▸ WHAT TO WORK ON: Each line of the data that includes the string "juleverksted" is to be copied out.

Extracted data entries:
○ ○ ○ ○ ○
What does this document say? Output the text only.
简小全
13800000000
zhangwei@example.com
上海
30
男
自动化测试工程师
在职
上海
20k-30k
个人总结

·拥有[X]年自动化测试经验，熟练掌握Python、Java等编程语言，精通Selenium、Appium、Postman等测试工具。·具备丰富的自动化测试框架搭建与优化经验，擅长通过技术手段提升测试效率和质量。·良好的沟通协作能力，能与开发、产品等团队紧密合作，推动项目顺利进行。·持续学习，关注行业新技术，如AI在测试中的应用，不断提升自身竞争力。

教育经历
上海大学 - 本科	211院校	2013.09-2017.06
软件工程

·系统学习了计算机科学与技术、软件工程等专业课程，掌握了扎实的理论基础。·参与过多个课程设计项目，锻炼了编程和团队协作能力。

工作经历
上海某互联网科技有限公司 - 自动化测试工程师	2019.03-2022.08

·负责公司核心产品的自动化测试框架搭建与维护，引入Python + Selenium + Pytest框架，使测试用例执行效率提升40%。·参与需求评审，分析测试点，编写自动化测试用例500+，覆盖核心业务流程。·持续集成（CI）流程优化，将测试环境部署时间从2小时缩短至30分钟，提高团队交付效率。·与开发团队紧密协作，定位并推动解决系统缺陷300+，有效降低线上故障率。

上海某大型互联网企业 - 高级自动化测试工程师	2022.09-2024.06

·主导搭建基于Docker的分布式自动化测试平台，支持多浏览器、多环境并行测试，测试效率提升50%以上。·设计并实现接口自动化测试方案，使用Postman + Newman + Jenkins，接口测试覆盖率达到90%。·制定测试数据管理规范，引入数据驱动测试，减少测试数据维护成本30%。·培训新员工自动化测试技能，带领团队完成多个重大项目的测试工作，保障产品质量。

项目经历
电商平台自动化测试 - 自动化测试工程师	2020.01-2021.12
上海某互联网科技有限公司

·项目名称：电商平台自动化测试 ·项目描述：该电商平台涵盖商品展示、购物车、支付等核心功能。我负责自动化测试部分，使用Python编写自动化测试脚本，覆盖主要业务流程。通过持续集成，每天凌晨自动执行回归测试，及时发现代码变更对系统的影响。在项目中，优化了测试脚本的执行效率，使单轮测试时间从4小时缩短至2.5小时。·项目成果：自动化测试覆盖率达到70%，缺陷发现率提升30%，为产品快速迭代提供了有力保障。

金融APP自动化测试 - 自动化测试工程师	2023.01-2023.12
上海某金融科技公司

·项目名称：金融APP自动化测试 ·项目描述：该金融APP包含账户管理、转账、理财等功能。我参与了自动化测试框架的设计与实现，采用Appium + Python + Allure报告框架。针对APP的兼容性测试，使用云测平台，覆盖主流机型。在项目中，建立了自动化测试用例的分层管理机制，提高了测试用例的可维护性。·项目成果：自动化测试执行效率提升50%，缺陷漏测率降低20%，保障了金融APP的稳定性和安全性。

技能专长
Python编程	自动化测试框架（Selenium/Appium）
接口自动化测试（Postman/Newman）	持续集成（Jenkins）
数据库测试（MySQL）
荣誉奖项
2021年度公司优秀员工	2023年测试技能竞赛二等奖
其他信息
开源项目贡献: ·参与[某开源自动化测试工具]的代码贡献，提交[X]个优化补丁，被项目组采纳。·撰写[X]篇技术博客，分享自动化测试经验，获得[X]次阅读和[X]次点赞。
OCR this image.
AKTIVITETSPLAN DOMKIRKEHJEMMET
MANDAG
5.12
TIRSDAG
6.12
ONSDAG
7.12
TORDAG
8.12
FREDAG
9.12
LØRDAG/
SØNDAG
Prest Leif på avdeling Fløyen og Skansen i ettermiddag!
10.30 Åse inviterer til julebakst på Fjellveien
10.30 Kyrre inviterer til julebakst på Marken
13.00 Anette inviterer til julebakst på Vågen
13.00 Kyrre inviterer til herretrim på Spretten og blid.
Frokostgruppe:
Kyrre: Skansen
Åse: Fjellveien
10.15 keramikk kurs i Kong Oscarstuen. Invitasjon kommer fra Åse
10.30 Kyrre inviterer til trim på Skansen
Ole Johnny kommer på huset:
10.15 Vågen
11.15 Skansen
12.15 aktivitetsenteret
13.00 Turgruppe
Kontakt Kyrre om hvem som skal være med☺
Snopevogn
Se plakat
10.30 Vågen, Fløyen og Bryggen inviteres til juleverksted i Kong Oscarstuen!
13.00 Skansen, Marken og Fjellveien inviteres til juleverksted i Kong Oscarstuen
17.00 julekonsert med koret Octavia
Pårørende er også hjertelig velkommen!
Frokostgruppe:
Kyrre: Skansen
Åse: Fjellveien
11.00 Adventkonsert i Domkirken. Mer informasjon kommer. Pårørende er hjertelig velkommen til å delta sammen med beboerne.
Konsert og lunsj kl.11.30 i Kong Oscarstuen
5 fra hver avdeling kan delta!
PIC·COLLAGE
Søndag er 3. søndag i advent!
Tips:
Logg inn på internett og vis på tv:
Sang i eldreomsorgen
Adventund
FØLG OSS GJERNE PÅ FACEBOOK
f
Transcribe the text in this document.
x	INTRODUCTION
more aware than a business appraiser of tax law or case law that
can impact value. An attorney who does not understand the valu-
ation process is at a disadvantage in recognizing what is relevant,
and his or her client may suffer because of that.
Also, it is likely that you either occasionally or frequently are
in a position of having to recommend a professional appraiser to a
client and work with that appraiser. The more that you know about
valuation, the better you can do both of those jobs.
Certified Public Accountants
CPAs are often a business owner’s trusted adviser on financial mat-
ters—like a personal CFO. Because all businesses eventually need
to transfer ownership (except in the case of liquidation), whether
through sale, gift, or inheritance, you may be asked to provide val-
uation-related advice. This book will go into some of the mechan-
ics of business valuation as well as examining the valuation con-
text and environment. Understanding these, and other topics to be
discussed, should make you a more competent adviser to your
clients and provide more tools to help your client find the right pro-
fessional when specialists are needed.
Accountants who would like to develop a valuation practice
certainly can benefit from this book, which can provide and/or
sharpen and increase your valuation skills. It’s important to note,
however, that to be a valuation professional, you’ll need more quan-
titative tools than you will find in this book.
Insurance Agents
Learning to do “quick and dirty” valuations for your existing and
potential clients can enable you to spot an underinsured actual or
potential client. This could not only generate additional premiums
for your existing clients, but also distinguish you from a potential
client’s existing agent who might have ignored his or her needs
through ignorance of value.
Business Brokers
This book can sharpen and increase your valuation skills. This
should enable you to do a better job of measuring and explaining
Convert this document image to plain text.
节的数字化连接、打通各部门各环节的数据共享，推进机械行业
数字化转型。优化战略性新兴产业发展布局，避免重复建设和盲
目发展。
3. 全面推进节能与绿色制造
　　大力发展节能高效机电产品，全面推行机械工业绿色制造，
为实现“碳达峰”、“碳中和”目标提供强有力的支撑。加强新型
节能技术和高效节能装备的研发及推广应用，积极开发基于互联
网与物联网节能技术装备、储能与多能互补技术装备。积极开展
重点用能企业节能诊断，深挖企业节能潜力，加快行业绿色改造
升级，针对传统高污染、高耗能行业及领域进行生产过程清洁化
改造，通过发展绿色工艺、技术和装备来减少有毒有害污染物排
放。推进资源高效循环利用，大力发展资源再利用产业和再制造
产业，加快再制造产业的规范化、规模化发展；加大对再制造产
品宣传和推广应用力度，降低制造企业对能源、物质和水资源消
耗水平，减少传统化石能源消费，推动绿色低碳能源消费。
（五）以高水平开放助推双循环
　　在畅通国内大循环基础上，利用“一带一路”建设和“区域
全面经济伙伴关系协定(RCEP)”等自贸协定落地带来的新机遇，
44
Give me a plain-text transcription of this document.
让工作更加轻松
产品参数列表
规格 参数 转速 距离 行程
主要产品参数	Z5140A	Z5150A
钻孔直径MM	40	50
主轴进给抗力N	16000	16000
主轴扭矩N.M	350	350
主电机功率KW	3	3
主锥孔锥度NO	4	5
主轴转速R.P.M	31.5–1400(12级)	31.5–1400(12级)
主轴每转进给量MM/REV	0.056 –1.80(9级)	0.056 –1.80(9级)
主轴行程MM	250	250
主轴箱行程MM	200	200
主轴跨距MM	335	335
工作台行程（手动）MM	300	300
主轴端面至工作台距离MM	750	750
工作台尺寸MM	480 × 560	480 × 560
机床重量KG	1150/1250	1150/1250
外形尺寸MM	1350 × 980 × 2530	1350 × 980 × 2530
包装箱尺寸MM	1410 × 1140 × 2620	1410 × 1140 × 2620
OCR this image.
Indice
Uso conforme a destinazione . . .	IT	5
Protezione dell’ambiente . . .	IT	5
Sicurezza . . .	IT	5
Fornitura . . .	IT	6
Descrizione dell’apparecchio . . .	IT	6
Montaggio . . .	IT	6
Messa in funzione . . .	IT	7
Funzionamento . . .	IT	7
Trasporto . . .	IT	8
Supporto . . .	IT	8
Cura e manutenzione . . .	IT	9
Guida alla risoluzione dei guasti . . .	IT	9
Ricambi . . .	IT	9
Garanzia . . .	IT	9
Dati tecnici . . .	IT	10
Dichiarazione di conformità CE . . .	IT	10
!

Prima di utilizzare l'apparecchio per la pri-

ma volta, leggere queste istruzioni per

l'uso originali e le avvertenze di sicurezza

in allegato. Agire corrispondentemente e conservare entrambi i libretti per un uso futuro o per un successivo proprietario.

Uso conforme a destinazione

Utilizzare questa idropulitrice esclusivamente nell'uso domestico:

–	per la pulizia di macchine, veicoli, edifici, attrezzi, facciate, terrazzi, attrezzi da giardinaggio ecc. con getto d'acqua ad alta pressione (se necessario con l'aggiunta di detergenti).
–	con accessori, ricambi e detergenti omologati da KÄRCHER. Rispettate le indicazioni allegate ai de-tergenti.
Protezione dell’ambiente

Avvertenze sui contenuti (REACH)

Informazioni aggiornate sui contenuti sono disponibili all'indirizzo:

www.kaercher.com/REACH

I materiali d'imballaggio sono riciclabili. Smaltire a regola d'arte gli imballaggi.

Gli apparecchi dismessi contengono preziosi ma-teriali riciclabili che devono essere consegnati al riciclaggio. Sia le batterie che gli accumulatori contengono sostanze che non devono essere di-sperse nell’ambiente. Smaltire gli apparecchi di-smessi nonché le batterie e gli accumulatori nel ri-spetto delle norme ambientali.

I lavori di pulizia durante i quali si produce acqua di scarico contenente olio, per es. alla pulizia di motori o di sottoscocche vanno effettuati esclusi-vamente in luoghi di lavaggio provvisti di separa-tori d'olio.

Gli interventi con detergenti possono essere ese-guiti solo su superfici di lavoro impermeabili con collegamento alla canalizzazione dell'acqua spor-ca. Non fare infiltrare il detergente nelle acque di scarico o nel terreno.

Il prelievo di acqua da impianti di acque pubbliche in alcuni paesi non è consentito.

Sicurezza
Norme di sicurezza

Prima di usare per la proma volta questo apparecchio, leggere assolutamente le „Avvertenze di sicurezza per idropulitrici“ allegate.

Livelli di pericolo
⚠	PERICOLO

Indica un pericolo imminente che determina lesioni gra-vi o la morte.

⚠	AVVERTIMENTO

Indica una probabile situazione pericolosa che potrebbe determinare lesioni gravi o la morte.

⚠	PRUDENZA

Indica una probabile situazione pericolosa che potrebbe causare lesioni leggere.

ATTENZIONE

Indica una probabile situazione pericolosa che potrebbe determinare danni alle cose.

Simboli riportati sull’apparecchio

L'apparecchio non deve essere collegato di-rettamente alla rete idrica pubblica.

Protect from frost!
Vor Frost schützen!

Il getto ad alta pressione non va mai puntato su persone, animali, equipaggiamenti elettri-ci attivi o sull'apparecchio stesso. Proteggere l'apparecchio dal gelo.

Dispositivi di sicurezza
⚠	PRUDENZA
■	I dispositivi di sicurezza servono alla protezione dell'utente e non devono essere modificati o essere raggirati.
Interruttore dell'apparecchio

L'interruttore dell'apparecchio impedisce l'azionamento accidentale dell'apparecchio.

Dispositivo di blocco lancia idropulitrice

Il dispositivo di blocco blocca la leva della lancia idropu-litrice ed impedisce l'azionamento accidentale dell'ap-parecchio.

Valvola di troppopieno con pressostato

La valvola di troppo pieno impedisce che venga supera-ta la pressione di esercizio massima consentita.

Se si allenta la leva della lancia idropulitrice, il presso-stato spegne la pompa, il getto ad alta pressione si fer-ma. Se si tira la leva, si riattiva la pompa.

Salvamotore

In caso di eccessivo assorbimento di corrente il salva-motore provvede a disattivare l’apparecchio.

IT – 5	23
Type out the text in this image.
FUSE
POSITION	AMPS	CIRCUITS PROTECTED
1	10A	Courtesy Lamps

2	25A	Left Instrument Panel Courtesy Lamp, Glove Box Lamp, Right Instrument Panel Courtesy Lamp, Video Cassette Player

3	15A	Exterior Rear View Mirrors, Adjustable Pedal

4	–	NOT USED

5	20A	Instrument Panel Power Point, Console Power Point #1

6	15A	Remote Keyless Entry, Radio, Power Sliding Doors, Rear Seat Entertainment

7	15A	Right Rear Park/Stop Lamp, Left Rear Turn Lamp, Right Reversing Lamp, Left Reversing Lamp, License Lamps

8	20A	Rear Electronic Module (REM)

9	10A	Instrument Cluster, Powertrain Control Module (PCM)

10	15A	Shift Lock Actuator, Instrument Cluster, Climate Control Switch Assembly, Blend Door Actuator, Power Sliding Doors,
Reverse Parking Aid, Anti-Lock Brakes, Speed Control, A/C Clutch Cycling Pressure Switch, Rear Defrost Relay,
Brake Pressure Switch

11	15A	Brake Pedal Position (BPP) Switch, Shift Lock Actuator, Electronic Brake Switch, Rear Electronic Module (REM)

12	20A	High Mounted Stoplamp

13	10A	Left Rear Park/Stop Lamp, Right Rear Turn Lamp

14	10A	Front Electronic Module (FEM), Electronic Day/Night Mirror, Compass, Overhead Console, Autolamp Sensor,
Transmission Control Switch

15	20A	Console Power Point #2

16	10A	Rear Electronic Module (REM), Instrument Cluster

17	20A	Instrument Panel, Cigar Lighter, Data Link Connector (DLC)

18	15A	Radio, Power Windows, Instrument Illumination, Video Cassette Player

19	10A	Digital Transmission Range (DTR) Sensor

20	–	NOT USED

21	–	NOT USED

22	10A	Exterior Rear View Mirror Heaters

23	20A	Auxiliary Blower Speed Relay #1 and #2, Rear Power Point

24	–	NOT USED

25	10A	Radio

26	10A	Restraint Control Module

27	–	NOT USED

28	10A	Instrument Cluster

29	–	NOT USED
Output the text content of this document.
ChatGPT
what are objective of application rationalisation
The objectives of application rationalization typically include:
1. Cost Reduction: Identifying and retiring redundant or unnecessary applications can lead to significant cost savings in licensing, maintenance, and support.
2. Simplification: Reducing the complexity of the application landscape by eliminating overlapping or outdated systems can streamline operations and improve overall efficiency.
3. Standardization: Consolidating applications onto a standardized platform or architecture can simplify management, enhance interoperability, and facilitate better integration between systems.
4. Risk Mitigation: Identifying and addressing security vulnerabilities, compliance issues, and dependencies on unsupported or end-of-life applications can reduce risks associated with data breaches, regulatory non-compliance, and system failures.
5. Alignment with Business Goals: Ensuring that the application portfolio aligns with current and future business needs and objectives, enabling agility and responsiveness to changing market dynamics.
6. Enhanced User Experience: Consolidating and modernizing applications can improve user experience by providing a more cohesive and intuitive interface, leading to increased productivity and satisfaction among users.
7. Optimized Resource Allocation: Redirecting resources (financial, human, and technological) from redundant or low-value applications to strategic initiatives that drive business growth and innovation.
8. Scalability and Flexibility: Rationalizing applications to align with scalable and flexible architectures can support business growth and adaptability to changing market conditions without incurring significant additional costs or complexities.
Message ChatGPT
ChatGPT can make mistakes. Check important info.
○ ○ ○ ○ ○
▸ TASK ANSWER:
10.30 Vågen, Fløyen og Bryggen inviteres til juleverksted i Kong Oscarstuen!
13.00 Skansen, Marken og Fjellveien inviteres til juleverksted i Kong Oscarstuen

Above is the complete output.